Read the lines that follow and pick out every one containing the word "frac".

[Data entries]
········

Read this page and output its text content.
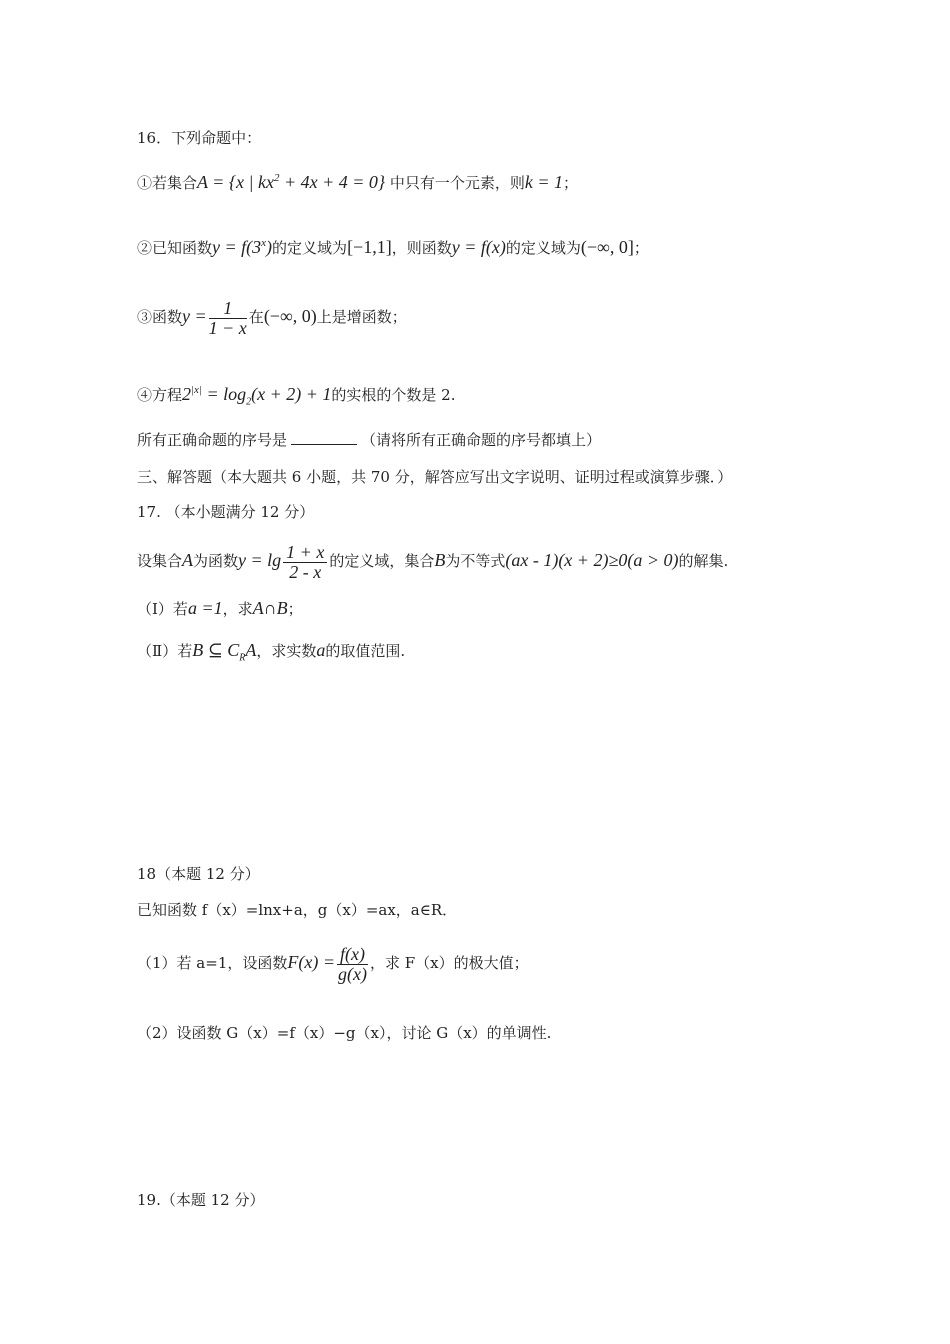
16．下列命题中：
①若集合A = {x | $kx^2 + 4x + 4 = 0$} 中只有一个元素，则k = 1；
②已知函数$y = f(3^x)$的定义域为[−1,1]，则函数y = f(x)的定义域为(−∞, 0]；
③函数$y = \frac{1}{1 - x}$ 在(−∞, 0)上是增函数；
④方程$2^{|x|} = \log_2(x + 2) + 1$的实根的个数是 2.
所有正确命题的序号是	（请将所有正确命题的序号都填上）
三、解答题（本大题共 6 小题，共 70 分，解答应写出文字说明、证明过程或演算步骤．）
17. （本小题满分 12 分）
设集合A为函数$y = \lg \frac{1 + x}{2 - x}$ 的定义域，集合B为不等式(ax - 1)(x + 2)≥0(a > 0)的解集.
（Ⅰ）若a =1，求A∩B；
（Ⅱ）若B ⊆ $C_RA$，求实数a的取值范围.
18（本题 12 分）
已知函数 f（x）=lnx+a，g（x）=ax，a∈R．
（1）若 a=1，设函数$F(x) = \frac{f(x)}{g(x)}$ ，求 F（x）的极大值；
（2）设函数 G（x）=f（x）−g（x），讨论 G（x）的单调性.
19.（本题 12 分）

········

§ **PROBLEM SOLUTION**:
③函数$y = \frac{1}{1 - x}$ 在(−∞, 0)上是增函数；
设集合A为函数$y = \lg \frac{1 + x}{2 - x}$ 的定义域，集合B为不等式(ax - 1)(x + 2)≥0(a > 0)的解集.
（1）若 a=1，设函数$F(x) = \frac{f(x)}{g(x)}$ ，求 F（x）的极大值；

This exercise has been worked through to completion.